GIVEN EXERCISE
Go through the listing below and gather every line with the word "xlabel".

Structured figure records
——

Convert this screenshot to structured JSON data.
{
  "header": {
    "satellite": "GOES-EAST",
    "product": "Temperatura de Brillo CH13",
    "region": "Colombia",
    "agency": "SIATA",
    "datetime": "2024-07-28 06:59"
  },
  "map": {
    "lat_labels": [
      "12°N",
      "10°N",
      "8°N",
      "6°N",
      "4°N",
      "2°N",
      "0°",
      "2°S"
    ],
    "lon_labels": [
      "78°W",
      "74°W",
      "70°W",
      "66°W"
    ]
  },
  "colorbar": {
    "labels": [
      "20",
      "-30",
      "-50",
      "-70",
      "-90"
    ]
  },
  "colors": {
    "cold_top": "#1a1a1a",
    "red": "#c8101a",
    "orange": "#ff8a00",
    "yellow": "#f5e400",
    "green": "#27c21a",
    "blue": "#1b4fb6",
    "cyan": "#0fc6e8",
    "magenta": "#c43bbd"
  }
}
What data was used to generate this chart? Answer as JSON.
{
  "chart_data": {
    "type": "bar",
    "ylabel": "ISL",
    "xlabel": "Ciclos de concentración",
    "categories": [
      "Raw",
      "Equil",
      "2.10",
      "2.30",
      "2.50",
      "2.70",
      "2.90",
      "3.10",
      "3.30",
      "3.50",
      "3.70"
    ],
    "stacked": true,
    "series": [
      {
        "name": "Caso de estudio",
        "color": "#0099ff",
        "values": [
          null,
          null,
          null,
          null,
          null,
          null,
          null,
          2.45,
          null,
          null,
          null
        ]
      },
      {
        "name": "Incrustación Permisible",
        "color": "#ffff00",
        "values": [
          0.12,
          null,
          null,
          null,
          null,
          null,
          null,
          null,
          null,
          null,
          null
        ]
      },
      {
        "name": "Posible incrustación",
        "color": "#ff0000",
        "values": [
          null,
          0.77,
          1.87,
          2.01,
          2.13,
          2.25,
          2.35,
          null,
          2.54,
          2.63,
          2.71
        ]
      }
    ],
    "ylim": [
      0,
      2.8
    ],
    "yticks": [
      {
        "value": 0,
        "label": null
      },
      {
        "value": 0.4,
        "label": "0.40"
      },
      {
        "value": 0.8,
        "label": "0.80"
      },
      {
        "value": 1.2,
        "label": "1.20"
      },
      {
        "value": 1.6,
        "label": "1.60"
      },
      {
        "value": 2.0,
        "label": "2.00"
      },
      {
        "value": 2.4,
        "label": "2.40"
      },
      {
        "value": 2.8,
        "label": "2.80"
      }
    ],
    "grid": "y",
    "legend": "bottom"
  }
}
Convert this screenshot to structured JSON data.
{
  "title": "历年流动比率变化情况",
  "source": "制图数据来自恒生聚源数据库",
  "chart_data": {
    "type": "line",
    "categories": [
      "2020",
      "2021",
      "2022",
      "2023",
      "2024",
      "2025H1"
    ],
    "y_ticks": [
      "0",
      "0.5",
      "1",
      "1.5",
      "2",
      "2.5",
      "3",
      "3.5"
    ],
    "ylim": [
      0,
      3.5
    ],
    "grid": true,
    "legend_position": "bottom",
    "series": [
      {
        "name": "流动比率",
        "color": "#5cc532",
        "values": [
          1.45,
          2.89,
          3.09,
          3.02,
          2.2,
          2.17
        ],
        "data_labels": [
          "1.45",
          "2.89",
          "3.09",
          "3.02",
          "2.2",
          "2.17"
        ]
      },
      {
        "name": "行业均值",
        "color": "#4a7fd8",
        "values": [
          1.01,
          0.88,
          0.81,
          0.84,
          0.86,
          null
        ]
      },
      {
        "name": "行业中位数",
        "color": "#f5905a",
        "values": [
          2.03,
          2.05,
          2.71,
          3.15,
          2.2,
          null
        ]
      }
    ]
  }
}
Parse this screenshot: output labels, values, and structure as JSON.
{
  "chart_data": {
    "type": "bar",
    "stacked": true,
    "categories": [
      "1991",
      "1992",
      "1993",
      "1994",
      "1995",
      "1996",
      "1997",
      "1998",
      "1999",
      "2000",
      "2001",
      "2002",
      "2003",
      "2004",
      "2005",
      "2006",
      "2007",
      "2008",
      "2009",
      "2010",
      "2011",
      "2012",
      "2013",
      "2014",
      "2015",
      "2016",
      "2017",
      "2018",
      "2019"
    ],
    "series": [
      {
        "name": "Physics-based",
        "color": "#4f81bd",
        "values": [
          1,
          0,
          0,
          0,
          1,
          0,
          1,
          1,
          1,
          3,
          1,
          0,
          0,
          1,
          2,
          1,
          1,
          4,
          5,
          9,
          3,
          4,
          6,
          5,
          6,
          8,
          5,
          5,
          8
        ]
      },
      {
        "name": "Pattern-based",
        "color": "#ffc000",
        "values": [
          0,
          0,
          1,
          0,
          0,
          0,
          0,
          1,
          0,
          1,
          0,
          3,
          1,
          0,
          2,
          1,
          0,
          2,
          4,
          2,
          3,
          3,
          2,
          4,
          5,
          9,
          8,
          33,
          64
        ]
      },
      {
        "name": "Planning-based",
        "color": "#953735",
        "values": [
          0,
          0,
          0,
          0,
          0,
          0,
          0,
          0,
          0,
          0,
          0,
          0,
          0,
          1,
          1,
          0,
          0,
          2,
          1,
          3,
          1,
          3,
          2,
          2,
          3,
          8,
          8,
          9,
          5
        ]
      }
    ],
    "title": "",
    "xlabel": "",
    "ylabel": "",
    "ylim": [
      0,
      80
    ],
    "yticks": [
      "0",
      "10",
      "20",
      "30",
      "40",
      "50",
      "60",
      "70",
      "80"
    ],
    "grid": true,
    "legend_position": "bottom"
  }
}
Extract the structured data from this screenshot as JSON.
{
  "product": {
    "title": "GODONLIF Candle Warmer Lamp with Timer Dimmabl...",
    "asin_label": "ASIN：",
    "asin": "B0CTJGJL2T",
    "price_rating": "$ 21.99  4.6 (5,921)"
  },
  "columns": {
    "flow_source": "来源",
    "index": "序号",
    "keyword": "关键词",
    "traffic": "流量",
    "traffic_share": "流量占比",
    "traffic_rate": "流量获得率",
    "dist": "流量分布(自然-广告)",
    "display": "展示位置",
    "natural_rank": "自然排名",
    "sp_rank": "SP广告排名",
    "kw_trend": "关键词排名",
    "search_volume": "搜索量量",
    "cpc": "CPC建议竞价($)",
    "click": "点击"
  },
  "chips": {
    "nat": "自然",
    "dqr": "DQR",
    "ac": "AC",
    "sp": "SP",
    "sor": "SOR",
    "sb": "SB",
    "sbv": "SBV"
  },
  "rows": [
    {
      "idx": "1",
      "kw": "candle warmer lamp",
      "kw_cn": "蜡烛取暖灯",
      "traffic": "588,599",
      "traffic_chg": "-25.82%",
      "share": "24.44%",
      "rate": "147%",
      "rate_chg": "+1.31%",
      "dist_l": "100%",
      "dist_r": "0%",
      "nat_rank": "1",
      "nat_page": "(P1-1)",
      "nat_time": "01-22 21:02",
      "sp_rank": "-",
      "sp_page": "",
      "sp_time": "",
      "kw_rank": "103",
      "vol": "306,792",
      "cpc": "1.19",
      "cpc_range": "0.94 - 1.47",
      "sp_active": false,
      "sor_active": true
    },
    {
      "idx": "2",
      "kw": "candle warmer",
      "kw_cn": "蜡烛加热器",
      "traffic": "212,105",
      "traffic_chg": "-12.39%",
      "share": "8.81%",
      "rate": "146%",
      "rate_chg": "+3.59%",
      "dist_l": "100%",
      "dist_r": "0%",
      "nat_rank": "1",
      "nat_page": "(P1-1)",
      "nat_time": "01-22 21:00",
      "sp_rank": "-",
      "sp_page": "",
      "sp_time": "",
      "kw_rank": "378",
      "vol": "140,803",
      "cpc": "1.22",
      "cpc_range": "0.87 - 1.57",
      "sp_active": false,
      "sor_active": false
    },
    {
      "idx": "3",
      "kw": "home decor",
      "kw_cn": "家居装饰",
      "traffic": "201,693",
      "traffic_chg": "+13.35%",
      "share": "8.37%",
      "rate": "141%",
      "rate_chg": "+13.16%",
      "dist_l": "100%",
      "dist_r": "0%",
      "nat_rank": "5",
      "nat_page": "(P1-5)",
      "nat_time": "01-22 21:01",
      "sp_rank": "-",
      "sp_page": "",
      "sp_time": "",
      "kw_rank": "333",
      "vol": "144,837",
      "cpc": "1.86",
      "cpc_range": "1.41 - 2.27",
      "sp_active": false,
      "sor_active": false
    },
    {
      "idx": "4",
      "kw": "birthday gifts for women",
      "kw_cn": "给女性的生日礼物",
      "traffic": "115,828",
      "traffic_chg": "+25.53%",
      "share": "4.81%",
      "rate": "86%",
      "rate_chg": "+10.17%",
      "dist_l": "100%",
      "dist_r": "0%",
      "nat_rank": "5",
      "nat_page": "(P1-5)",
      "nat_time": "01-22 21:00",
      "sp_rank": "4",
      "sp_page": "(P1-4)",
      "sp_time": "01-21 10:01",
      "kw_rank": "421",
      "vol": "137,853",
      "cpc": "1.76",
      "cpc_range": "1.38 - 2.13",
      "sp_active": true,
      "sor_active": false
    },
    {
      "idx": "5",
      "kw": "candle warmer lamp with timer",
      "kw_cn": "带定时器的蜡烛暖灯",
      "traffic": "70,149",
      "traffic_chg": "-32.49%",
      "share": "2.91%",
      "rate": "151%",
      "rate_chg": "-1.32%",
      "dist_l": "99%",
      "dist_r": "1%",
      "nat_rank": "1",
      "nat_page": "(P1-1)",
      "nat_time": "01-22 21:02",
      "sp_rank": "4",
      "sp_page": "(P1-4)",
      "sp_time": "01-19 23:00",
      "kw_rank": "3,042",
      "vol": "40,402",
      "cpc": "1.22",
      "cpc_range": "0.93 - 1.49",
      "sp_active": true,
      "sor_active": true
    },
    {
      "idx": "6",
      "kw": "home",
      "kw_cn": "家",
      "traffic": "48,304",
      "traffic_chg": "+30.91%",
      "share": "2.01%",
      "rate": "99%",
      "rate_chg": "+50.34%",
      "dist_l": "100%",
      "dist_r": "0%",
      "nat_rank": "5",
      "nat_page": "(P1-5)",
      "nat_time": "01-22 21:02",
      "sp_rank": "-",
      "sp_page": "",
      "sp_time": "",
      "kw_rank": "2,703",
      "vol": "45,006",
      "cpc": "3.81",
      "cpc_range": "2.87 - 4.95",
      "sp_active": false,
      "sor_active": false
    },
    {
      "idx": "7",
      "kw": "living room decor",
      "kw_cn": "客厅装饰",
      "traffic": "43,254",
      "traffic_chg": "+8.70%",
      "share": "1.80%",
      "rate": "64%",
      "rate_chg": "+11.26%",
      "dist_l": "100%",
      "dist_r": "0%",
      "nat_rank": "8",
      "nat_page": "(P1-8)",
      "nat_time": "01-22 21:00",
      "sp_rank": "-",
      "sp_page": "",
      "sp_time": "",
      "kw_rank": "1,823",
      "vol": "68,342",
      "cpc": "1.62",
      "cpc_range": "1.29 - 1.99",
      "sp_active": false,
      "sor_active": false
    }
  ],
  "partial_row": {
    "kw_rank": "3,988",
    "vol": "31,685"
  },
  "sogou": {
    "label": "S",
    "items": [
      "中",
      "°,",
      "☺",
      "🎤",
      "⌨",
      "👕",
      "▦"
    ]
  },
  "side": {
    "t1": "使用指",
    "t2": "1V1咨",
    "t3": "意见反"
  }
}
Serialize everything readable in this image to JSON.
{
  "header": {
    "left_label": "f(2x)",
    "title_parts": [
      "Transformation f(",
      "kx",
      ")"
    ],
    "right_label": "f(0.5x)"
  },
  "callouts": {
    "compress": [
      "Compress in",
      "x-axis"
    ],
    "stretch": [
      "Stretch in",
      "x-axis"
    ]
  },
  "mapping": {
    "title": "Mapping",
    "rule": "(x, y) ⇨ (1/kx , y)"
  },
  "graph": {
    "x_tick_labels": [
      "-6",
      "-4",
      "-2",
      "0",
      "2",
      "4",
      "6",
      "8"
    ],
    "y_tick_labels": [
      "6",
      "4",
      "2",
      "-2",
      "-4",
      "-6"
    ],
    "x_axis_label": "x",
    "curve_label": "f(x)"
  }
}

——

WRITTEN ANSWER
    "xlabel": "Ciclos de concentración",
    "xlabel": "",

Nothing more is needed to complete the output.